**GIVEN INSTRUCTION**
Would you transcribe the listing that follows, character for character, and omit its images?

— BEGIN DATASET RECORDS —

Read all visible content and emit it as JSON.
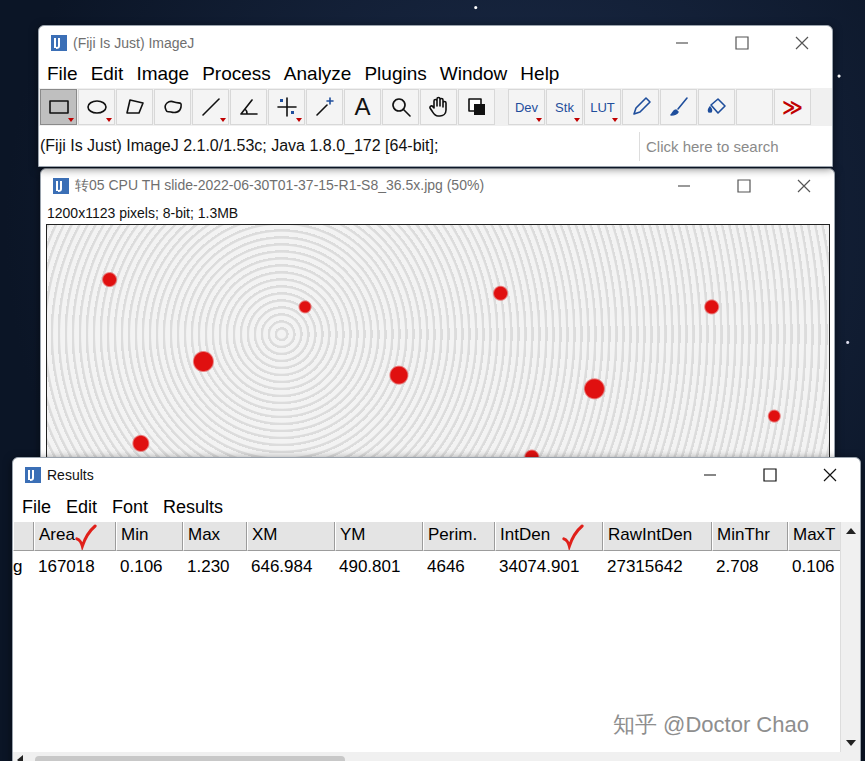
{
  "imagej": {
    "title": "(Fiji Is Just) ImageJ",
    "menu": [
      "File",
      "Edit",
      "Image",
      "Process",
      "Analyze",
      "Plugins",
      "Window",
      "Help"
    ],
    "tools": [
      {
        "kind": "icon",
        "selected": true,
        "dropdown": true
      },
      {
        "kind": "icon",
        "selected": false,
        "dropdown": true
      },
      {
        "kind": "icon",
        "selected": false,
        "dropdown": false
      },
      {
        "kind": "icon",
        "selected": false,
        "dropdown": false
      },
      {
        "kind": "icon",
        "selected": false,
        "dropdown": true
      },
      {
        "kind": "icon",
        "selected": false,
        "dropdown": false
      },
      {
        "kind": "icon",
        "selected": false,
        "dropdown": true
      },
      {
        "kind": "icon",
        "selected": false,
        "dropdown": false
      },
      {
        "kind": "text",
        "label": "A",
        "selected": false,
        "dropdown": false
      },
      {
        "kind": "icon",
        "selected": false,
        "dropdown": false
      },
      {
        "kind": "icon",
        "selected": false,
        "dropdown": false
      },
      {
        "kind": "icon",
        "selected": false,
        "dropdown": false
      },
      {
        "kind": "small",
        "label": "Dev",
        "selected": false,
        "dropdown": true
      },
      {
        "kind": "small",
        "label": "Stk",
        "selected": false,
        "dropdown": true
      },
      {
        "kind": "small",
        "label": "LUT",
        "selected": false,
        "dropdown": true
      },
      {
        "kind": "icon",
        "selected": false,
        "dropdown": false
      },
      {
        "kind": "icon",
        "selected": false,
        "dropdown": false
      },
      {
        "kind": "icon",
        "selected": false,
        "dropdown": false
      },
      {
        "kind": "blank",
        "selected": false,
        "dropdown": false
      },
      {
        "kind": "more",
        "label": "≫",
        "selected": false,
        "dropdown": false
      }
    ],
    "status": "(Fiji Is Just) ImageJ 2.1.0/1.53c; Java 1.8.0_172 [64-bit];",
    "search": {
      "placeholder": "Click here to search"
    }
  },
  "image_window": {
    "title": "转05 CPU TH slide-2022-06-30T01-37-15-R1-S8_36.5x.jpg (50%)",
    "info": "1200x1123 pixels; 8-bit; 1.3MB"
  },
  "results": {
    "title": "Results",
    "menu": [
      "File",
      "Edit",
      "Font",
      "Results"
    ],
    "columns": [
      {
        "label": "Area",
        "marked": true
      },
      {
        "label": "Min",
        "marked": false
      },
      {
        "label": "Max",
        "marked": false
      },
      {
        "label": "XM",
        "marked": false
      },
      {
        "label": "YM",
        "marked": false
      },
      {
        "label": "Perim.",
        "marked": false
      },
      {
        "label": "IntDen",
        "marked": true
      },
      {
        "label": "RawIntDen",
        "marked": false
      },
      {
        "label": "MinThr",
        "marked": false
      },
      {
        "label": "MaxT",
        "marked": false
      }
    ],
    "rows": [
      {
        "label": "g",
        "cells": [
          "167018",
          "0.106",
          "1.230",
          "646.984",
          "490.801",
          "4646",
          "34074.901",
          "27315642",
          "2.708",
          "0.106"
        ]
      }
    ]
  },
  "watermark": "知乎 @Doctor Chao"
}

— END DATASET RECORDS —

**RESULT FOR THIS TASK**
Read all visible content and emit it as JSON.
{
  "imagej": {
    "title": "(Fiji Is Just) ImageJ",
    "menu": [
      "File",
      "Edit",
      "Image",
      "Process",
      "Analyze",
      "Plugins",
      "Window",
      "Help"
    ],
    "tools": [
      {
        "kind": "icon",
        "selected": true,
        "dropdown": true
      },
      {
        "kind": "icon",
        "selected": false,
        "dropdown": true
      },
      {
        "kind": "icon",
        "selected": false,
        "dropdown": false
      },
      {
        "kind": "icon",
        "selected": false,
        "dropdown": false
      },
      {
        "kind": "icon",
        "selected": false,
        "dropdown": true
      },
      {
        "kind": "icon",
        "selected": false,
        "dropdown": false
      },
      {
        "kind": "icon",
        "selected": false,
        "dropdown": true
      },
      {
        "kind": "icon",
        "selected": false,
        "dropdown": false
      },
      {
        "kind": "text",
        "label": "A",
        "selected": false,
        "dropdown": false
      },
      {
        "kind": "icon",
        "selected": false,
        "dropdown": false
      },
      {
        "kind": "icon",
        "selected": false,
        "dropdown": false
      },
      {
        "kind": "icon",
        "selected": false,
        "dropdown": false
      },
      {
        "kind": "small",
        "label": "Dev",
        "selected": false,
        "dropdown": true
      },
      {
        "kind": "small",
        "label": "Stk",
        "selected": false,
        "dropdown": true
      },
      {
        "kind": "small",
        "label": "LUT",
        "selected": false,
        "dropdown": true
      },
      {
        "kind": "icon",
        "selected": false,
        "dropdown": false
      },
      {
        "kind": "icon",
        "selected": false,
        "dropdown": false
      },
      {
        "kind": "icon",
        "selected": false,
        "dropdown": false
      },
      {
        "kind": "blank",
        "selected": false,
        "dropdown": false
      },
      {
        "kind": "more",
        "label": "≫",
        "selected": false,
        "dropdown": false
      }
    ],
    "status": "(Fiji Is Just) ImageJ 2.1.0/1.53c; Java 1.8.0_172 [64-bit];",
    "search": {
      "placeholder": "Click here to search"
    }
  },
  "image_window": {
    "title": "转05 CPU TH slide-2022-06-30T01-37-15-R1-S8_36.5x.jpg (50%)",
    "info": "1200x1123 pixels; 8-bit; 1.3MB"
  },
  "results": {
    "title": "Results",
    "menu": [
      "File",
      "Edit",
      "Font",
      "Results"
    ],
    "columns": [
      {
        "label": "Area",
        "marked": true
      },
      {
        "label": "Min",
        "marked": false
      },
      {
        "label": "Max",
        "marked": false
      },
      {
        "label": "XM",
        "marked": false
      },
      {
        "label": "YM",
        "marked": false
      },
      {
        "label": "Perim.",
        "marked": false
      },
      {
        "label": "IntDen",
        "marked": true
      },
      {
        "label": "RawIntDen",
        "marked": false
      },
      {
        "label": "MinThr",
        "marked": false
      },
      {
        "label": "MaxT",
        "marked": false
      }
    ],
    "rows": [
      {
        "label": "g",
        "cells": [
          "167018",
          "0.106",
          "1.230",
          "646.984",
          "490.801",
          "4646",
          "34074.901",
          "27315642",
          "2.708",
          "0.106"
        ]
      }
    ]
  },
  "watermark": "知乎 @Doctor Chao"
}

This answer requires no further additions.